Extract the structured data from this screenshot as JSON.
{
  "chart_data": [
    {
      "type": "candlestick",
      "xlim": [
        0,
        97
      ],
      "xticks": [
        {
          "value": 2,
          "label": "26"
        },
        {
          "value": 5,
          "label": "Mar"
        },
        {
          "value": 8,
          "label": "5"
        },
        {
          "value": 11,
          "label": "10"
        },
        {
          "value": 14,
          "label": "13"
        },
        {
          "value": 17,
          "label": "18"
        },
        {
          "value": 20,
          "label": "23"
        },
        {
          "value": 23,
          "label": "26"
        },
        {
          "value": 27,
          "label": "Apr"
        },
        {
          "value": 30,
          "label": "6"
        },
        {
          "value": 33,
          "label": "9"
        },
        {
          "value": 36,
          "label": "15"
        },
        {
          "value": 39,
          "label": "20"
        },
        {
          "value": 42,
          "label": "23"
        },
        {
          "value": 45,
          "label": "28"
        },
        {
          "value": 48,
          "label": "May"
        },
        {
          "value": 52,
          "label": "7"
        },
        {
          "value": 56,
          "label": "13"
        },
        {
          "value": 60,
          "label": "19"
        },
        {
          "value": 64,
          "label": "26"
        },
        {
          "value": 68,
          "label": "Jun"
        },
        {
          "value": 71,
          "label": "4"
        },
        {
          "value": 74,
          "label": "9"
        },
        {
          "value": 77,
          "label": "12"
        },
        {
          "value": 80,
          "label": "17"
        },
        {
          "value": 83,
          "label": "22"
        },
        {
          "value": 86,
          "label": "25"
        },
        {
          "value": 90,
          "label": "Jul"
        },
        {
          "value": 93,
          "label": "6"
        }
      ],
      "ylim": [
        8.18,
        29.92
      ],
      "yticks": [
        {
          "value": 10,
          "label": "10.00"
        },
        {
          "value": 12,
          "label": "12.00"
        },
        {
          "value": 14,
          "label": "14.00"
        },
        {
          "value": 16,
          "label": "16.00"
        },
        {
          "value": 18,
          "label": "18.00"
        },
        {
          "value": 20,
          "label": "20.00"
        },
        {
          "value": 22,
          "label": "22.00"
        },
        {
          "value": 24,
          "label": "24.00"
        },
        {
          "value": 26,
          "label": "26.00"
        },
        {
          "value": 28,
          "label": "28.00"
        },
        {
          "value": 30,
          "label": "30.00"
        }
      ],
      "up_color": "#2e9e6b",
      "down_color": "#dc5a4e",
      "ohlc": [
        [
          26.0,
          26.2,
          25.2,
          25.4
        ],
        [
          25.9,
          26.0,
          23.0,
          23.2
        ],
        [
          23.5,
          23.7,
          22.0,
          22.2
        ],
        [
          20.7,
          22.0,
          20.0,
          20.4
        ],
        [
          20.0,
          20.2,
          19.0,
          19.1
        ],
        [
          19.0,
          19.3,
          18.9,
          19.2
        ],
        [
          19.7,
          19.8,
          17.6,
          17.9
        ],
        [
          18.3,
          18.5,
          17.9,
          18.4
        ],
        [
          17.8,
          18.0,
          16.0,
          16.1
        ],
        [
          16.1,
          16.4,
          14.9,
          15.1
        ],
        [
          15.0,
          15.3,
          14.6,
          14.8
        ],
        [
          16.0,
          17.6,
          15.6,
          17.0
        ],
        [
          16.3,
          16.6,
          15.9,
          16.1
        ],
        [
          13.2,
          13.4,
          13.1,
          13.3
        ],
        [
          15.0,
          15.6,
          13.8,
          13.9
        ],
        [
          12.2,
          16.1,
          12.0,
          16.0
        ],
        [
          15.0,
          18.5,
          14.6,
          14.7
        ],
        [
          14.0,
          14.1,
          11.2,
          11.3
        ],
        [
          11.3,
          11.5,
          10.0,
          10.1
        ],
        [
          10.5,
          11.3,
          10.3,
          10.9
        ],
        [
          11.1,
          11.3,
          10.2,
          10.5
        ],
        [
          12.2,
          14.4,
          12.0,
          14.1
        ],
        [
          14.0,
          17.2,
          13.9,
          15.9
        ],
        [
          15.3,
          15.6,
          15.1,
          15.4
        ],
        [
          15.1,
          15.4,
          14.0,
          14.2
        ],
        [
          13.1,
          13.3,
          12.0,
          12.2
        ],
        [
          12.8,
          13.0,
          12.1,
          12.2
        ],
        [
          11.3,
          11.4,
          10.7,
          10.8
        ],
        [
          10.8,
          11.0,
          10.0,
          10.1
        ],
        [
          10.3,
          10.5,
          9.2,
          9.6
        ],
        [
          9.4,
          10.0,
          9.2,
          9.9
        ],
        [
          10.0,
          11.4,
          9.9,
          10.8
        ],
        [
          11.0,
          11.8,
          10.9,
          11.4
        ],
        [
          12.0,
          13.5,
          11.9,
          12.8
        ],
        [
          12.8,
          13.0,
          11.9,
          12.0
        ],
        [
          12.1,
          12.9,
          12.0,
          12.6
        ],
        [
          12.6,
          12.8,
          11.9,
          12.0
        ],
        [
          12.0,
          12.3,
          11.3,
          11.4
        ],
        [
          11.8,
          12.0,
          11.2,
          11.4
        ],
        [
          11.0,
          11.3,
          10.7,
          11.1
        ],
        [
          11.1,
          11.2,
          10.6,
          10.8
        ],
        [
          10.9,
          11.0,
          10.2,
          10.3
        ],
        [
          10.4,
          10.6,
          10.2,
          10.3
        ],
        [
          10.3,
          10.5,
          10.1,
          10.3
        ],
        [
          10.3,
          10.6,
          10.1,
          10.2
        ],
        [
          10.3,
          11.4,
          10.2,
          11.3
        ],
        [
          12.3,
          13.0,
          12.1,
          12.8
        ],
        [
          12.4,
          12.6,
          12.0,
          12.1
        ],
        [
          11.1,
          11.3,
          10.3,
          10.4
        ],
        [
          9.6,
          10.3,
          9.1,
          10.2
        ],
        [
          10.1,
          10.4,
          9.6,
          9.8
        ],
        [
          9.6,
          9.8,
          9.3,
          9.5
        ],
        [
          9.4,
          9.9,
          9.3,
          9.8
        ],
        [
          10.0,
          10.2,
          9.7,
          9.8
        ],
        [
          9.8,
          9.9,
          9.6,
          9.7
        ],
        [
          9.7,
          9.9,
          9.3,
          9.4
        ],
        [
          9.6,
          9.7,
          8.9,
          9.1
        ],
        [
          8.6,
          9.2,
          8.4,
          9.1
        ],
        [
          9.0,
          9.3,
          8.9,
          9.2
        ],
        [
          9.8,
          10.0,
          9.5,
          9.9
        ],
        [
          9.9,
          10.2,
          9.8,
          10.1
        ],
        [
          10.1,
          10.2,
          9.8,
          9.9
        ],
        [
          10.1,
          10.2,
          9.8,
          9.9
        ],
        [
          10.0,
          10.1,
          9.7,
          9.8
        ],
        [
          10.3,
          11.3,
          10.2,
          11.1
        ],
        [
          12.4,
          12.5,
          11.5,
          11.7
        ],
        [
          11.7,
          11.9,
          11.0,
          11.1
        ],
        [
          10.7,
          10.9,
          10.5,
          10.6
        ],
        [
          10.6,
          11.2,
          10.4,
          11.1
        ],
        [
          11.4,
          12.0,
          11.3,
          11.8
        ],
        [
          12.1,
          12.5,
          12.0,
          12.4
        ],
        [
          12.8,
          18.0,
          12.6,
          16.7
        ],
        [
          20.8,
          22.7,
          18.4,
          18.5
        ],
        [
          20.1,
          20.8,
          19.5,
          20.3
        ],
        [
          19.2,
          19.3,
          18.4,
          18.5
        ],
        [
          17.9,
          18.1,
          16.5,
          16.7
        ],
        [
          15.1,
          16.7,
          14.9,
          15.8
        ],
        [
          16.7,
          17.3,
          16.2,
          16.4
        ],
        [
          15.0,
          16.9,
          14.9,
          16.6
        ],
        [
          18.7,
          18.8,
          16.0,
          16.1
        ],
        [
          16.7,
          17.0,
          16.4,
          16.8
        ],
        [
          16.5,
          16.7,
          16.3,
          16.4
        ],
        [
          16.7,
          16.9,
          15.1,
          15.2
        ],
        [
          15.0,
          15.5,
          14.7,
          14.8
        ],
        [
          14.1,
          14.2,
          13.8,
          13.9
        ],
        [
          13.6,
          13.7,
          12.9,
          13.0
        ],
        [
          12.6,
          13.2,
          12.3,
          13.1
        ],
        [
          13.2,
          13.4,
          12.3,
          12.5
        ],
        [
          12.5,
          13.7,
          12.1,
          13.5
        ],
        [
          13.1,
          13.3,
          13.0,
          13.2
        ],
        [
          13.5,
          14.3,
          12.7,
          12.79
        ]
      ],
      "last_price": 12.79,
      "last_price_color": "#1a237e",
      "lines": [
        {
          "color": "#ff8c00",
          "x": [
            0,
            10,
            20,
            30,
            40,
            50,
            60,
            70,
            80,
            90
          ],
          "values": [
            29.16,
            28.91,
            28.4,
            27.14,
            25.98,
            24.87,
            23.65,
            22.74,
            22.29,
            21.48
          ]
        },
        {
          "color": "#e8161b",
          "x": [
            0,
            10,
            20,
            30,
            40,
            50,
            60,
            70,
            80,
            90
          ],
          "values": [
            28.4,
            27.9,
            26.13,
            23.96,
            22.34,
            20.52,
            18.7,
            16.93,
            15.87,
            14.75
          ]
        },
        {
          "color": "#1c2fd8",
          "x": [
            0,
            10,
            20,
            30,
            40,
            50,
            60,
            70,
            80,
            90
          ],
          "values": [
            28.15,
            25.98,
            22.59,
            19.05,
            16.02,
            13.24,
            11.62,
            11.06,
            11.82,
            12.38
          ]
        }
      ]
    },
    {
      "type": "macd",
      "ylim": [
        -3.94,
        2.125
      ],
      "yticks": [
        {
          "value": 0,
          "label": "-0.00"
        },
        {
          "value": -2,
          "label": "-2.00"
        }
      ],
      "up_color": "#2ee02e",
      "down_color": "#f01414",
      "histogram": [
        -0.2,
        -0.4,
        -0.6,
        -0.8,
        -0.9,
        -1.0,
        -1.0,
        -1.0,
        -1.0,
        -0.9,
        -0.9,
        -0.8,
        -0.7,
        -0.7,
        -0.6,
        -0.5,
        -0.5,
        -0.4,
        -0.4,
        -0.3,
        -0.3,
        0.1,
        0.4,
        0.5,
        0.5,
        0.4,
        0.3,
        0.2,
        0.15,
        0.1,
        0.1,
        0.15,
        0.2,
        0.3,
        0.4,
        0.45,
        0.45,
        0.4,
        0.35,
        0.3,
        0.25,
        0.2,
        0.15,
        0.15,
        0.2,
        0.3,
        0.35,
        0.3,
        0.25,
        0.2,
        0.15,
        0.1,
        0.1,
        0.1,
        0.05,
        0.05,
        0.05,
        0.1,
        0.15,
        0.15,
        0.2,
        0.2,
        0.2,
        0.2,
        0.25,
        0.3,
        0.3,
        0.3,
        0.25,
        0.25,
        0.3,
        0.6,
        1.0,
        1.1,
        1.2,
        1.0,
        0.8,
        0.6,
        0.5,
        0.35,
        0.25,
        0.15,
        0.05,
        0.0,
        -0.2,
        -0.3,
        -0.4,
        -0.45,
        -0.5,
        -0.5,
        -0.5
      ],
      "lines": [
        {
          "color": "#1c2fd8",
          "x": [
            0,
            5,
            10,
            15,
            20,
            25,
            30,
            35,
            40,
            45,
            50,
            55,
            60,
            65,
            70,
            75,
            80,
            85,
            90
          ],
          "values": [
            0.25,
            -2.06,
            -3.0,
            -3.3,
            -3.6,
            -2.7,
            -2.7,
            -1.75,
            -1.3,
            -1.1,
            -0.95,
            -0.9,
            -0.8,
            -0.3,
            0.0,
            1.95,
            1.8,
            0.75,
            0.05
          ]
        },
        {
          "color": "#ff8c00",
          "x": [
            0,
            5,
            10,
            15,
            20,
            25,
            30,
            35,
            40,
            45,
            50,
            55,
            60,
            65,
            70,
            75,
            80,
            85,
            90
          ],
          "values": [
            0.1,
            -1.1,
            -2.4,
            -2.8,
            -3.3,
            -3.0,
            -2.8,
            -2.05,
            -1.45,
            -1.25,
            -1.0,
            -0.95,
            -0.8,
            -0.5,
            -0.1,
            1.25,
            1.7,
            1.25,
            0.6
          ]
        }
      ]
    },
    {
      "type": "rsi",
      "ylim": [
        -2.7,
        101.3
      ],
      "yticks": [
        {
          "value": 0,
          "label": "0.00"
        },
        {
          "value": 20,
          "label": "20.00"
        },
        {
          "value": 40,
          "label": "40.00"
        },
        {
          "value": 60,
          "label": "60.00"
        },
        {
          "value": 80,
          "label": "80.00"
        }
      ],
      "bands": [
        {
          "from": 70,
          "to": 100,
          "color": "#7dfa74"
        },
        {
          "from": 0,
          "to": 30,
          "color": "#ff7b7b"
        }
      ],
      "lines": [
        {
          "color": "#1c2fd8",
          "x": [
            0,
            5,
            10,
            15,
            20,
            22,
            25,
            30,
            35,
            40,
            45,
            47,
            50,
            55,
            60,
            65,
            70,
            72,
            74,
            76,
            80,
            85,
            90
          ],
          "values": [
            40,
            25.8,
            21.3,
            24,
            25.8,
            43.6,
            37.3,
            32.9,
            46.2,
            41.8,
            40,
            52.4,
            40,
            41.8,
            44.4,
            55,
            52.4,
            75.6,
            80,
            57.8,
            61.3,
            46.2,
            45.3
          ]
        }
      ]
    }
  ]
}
####################
Search the entries for the word "type", then gather every line that has it.

Finished answer:
      "type": "candlestick",
      "type": "macd",
      "type": "rsi",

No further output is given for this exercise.